DIRECTIONS: Reproduce each line from the records that holds "JSON".

RECORDS PROVIDED:
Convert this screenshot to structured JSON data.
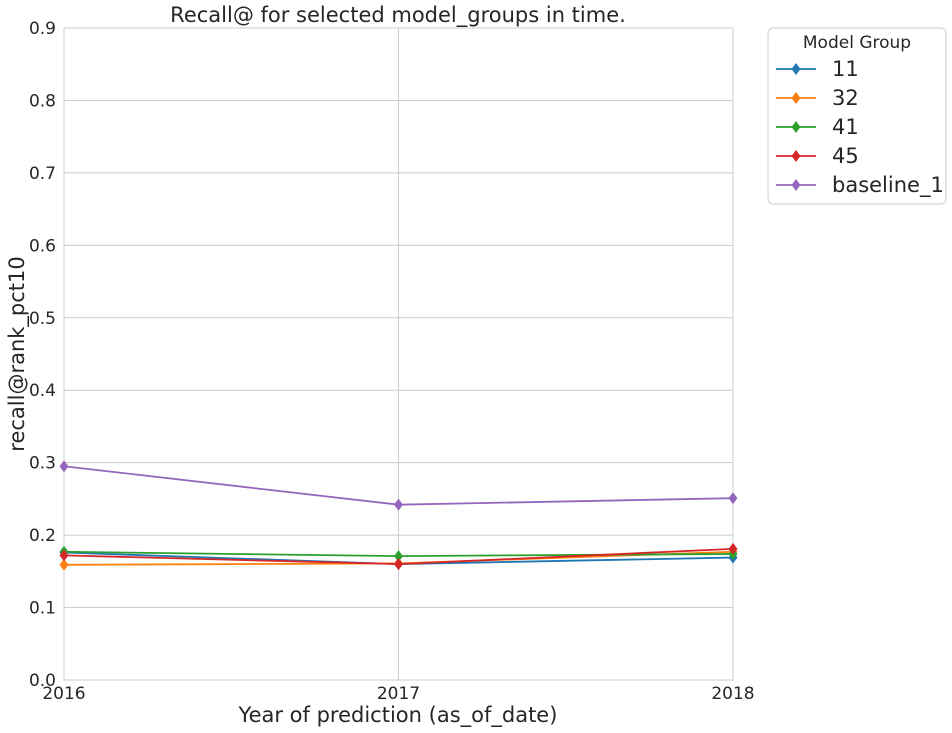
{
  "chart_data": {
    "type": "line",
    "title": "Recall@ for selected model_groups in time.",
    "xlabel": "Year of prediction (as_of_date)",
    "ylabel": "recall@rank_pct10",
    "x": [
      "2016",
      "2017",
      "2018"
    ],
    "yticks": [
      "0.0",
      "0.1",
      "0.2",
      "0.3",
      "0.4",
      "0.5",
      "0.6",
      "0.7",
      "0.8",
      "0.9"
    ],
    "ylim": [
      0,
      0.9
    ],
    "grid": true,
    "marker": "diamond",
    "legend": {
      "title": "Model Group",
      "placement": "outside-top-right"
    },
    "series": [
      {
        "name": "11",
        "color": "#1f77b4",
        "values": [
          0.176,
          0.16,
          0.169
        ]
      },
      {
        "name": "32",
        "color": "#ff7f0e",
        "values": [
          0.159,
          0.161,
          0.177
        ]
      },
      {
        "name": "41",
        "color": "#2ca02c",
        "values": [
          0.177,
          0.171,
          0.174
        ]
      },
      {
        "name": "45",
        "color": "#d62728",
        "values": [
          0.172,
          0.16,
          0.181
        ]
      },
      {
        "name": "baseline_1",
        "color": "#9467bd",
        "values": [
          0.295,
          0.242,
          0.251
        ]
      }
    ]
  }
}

* * *

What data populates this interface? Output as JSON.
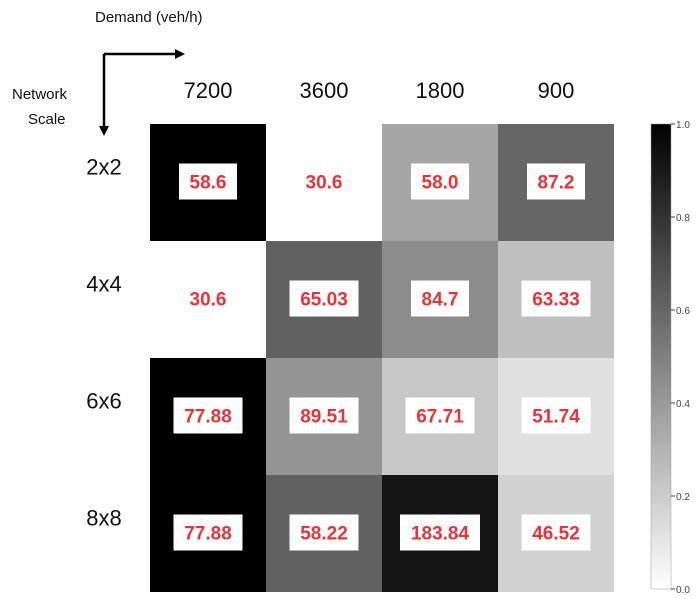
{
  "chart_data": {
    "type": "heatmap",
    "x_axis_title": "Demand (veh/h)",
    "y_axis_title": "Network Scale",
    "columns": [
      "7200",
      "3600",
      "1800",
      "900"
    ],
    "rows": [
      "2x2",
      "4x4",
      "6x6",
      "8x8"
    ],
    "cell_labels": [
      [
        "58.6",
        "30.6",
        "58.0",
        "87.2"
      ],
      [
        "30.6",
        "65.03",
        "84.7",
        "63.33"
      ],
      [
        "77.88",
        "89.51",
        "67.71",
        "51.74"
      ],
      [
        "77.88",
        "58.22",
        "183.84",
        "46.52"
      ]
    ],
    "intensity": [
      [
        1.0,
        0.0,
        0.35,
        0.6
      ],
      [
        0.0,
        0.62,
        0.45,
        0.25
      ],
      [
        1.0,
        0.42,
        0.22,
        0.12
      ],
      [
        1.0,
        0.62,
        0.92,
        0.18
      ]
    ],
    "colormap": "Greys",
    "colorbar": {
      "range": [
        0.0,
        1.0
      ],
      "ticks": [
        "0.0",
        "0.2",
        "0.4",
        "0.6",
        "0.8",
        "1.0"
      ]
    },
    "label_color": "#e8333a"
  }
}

ANSWER TO THE EXERCISE:
Convert this screenshot to structured JSON data.
What data populates this interface? Output as JSON.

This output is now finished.